• _Exercise_: Find "Convert this document image to plain text." in the data, then restate the line it sits in and every later line word for word, ending with the last line.
### Records provided ###
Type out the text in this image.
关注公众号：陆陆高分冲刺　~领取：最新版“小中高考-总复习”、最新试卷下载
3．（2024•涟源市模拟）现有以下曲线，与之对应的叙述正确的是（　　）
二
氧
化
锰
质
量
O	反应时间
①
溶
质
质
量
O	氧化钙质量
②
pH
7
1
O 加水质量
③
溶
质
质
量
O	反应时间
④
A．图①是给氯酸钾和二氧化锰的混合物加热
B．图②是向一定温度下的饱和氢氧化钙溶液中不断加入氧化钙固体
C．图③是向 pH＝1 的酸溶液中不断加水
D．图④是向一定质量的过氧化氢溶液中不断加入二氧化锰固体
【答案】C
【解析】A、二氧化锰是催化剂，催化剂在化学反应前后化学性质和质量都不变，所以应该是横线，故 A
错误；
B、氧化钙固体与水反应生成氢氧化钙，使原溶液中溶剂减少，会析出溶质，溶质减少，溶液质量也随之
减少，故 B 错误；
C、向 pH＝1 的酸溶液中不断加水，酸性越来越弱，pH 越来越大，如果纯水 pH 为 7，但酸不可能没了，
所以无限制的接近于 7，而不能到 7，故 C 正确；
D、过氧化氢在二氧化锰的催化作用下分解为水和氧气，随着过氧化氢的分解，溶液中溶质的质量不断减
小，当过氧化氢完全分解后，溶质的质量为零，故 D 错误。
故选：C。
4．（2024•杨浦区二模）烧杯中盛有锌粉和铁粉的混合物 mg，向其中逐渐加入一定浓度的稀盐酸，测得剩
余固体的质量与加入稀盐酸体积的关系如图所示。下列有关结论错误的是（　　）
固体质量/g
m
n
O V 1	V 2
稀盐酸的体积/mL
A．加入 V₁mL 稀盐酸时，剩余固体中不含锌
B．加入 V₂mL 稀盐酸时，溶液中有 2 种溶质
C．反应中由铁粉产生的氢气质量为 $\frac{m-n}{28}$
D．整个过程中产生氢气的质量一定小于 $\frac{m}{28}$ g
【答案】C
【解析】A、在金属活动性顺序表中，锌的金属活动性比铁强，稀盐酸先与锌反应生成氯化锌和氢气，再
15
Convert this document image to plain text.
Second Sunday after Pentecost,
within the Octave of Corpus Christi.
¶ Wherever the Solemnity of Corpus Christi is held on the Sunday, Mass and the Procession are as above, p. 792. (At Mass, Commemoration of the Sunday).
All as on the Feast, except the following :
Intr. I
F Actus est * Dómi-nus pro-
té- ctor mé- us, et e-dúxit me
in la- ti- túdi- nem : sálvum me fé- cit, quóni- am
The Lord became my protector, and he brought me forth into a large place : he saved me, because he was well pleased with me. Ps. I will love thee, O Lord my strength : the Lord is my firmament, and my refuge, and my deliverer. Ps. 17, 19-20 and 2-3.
###
• _Task answer_:
Convert this document image to plain text.
Second Sunday after Pentecost,
within the Octave of Corpus Christi.
¶ Wherever the Solemnity of Corpus Christi is held on the Sunday, Mass and the Procession are as above, p. 792. (At Mass, Commemoration of the Sunday).
All as on the Feast, except the following :
Intr. I
F Actus est * Dómi-nus pro-
té- ctor mé- us, et e-dúxit me
in la- ti- túdi- nem : sálvum me fé- cit, quóni- am
The Lord became my protector, and he brought me forth into a large place : he saved me, because he was well pleased with me. Ps. I will love thee, O Lord my strength : the Lord is my firmament, and my refuge, and my deliverer. Ps. 17, 19-20 and 2-3.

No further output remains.